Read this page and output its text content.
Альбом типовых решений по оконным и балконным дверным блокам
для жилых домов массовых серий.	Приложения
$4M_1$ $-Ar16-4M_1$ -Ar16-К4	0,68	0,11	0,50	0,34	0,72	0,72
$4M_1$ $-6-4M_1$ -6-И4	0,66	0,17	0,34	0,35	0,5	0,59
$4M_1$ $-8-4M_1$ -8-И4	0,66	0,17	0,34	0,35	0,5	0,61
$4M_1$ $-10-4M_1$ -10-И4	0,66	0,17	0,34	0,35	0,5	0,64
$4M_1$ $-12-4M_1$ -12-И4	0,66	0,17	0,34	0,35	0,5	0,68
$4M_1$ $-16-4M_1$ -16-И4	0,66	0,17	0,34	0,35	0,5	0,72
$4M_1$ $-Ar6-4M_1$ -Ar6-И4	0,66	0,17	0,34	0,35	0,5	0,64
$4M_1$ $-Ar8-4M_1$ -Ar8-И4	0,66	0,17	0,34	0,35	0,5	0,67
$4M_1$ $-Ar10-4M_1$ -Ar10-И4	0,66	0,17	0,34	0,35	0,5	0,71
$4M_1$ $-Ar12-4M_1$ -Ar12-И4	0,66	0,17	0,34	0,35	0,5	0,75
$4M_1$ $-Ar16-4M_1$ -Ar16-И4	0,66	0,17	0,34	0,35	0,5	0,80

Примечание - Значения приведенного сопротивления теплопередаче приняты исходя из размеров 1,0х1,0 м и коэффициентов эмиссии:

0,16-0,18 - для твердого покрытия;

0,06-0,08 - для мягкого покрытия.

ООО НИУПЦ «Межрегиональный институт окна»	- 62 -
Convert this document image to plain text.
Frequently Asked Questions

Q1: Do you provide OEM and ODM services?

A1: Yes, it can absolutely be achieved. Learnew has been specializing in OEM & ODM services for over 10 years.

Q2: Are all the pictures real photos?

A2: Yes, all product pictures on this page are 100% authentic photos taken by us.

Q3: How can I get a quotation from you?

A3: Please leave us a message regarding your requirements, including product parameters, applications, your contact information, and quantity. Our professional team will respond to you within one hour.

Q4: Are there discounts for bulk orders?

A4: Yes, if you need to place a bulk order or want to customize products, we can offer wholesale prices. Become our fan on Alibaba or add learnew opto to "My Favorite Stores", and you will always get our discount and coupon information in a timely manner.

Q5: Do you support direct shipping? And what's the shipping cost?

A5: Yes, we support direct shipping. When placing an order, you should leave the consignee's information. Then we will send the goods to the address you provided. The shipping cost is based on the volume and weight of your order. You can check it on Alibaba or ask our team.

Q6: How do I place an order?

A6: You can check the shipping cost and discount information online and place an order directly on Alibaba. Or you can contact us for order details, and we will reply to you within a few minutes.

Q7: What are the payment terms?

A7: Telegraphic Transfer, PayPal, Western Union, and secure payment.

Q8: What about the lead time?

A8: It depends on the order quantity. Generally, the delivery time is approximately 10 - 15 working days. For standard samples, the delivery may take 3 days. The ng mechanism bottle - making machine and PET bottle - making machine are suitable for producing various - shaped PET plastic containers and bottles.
________________________________________
* WHAT IS REQUIRED *
Among the lines above, how many contain the string "team"? State the number alone.

* SOLVED EXERCISE *
2